[Dataset records]
....

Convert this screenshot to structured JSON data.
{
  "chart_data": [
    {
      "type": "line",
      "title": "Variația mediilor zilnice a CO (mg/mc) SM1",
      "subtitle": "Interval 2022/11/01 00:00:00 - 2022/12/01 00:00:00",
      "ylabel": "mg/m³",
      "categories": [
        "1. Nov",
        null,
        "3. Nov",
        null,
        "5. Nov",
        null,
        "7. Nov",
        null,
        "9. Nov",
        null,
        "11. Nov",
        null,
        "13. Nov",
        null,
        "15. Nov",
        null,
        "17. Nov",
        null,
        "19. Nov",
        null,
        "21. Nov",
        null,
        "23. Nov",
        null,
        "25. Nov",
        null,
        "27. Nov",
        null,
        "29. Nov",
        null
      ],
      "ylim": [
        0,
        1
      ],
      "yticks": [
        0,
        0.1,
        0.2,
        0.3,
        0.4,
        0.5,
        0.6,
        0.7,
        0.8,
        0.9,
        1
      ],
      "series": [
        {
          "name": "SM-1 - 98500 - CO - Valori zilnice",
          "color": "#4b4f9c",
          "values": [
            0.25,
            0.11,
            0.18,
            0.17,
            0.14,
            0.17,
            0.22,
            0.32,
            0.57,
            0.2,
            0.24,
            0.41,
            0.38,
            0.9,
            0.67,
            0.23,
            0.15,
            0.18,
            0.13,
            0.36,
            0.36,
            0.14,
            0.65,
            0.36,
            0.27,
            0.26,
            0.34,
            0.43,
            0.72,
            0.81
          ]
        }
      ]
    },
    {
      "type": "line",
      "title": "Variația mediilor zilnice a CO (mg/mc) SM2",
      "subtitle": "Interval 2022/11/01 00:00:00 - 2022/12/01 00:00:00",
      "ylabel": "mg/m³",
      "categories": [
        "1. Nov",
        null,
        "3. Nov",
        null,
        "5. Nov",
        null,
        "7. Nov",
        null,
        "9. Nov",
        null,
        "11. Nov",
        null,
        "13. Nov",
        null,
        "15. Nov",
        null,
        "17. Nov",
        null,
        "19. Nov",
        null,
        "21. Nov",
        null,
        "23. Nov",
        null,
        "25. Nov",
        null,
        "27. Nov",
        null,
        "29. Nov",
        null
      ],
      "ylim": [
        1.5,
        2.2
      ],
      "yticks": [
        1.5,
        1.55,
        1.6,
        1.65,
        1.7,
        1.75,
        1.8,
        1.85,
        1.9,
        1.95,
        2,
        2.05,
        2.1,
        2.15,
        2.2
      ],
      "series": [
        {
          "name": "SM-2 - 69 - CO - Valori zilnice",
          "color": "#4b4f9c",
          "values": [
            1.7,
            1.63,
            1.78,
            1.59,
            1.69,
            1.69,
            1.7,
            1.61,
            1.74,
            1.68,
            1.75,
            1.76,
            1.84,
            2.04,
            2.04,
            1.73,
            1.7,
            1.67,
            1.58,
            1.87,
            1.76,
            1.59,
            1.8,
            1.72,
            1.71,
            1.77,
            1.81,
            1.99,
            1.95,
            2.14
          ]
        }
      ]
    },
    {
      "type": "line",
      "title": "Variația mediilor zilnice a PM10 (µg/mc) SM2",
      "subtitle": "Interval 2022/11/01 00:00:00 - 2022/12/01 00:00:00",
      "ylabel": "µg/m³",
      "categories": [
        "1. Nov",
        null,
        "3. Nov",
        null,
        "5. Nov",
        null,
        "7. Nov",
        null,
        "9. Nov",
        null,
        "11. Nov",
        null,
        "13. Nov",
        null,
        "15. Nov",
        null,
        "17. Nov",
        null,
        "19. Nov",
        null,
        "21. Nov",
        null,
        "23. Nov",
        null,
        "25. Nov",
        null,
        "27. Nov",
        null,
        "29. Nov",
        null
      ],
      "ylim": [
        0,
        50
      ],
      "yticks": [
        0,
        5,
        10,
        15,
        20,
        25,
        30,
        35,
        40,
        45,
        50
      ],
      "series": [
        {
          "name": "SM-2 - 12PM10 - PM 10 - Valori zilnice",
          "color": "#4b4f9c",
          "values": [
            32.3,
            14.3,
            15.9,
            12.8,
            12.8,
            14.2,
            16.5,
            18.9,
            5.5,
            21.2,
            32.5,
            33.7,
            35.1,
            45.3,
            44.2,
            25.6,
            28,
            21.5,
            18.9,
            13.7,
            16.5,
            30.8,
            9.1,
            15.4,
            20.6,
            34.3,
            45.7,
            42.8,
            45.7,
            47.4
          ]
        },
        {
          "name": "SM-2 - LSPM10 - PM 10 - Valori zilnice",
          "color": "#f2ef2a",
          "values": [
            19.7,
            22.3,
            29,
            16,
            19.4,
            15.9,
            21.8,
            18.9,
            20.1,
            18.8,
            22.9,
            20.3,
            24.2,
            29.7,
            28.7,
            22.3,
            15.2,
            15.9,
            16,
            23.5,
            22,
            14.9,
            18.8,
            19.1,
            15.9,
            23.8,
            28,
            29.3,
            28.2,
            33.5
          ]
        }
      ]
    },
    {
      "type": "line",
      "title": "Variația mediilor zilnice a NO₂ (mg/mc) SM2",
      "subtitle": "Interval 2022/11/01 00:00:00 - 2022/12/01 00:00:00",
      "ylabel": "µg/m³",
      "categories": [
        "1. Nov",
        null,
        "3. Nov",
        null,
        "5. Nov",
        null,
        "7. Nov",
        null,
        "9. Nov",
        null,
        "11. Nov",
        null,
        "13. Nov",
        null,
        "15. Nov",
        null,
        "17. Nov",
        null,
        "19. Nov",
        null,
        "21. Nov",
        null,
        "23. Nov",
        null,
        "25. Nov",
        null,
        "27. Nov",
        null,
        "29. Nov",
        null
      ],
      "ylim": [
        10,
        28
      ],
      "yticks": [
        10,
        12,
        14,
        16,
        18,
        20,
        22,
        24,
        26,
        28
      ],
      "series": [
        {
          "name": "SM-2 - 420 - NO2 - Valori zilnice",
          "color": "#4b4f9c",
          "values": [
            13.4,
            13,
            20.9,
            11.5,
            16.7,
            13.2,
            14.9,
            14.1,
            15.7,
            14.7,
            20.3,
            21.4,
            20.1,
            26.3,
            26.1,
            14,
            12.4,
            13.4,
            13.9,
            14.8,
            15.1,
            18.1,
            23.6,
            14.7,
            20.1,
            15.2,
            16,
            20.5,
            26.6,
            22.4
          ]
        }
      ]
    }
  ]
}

....

Task to complete> List the lines of the entries that include "name".

Problem solution>
          "name": "SM-1 - 98500 - CO - Valori zilnice",
          "name": "SM-2 - 69 - CO - Valori zilnice",
          "name": "SM-2 - 12PM10 - PM 10 - Valori zilnice",
          "name": "SM-2 - LSPM10 - PM 10 - Valori zilnice",
          "name": "SM-2 - 420 - NO2 - Valori zilnice",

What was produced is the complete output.